◆ Problem requirements
Identify each line containing the word "verified" and copy it.

◆ Input
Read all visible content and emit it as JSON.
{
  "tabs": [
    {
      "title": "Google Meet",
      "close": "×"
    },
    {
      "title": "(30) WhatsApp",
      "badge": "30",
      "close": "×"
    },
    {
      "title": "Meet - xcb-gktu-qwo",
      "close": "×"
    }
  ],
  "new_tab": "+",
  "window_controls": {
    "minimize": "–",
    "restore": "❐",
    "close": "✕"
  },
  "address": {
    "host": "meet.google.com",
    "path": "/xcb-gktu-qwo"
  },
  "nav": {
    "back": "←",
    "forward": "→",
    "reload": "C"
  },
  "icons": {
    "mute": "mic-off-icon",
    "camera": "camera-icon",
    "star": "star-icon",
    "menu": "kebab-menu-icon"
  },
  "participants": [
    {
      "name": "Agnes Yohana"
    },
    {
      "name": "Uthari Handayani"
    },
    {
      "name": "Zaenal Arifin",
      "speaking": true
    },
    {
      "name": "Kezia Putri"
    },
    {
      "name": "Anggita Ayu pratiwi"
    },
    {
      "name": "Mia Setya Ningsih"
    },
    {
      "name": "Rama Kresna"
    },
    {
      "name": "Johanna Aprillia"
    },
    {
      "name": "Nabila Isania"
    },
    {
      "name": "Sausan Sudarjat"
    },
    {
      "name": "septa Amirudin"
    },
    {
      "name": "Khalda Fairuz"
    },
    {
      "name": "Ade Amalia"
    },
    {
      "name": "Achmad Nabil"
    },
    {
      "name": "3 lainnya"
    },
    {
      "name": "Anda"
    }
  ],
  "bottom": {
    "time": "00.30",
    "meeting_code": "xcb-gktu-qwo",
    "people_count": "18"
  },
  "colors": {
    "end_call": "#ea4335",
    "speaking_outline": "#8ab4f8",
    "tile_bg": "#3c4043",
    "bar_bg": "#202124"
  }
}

---

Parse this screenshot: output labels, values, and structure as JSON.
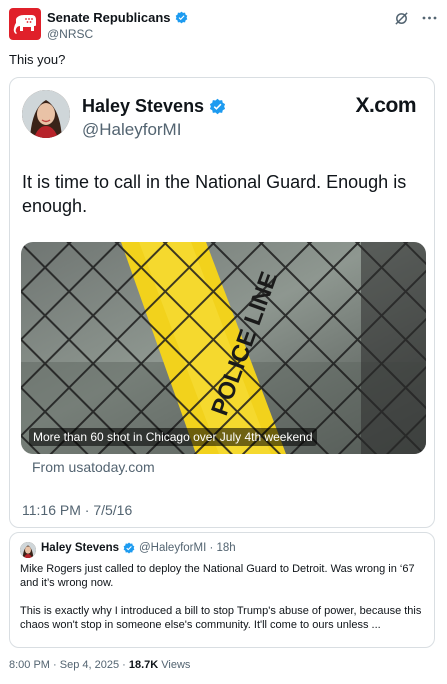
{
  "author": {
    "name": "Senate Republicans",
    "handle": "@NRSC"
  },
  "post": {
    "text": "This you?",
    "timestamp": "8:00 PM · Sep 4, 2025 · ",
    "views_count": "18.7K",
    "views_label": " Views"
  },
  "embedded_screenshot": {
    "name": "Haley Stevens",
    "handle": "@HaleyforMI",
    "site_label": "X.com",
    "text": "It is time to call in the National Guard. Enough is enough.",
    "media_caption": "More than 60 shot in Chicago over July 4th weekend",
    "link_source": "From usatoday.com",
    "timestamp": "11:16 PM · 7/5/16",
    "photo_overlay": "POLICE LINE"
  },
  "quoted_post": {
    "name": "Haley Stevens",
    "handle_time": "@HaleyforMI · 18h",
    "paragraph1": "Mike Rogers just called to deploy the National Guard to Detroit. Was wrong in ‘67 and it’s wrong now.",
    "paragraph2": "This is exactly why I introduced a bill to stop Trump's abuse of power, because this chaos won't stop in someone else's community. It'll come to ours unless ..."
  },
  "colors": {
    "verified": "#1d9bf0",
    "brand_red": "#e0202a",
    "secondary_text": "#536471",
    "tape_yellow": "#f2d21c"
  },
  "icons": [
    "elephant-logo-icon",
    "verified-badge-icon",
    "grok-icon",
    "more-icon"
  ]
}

◆ Full output
    "verified": "#1d9bf0",
    "verified-badge-icon",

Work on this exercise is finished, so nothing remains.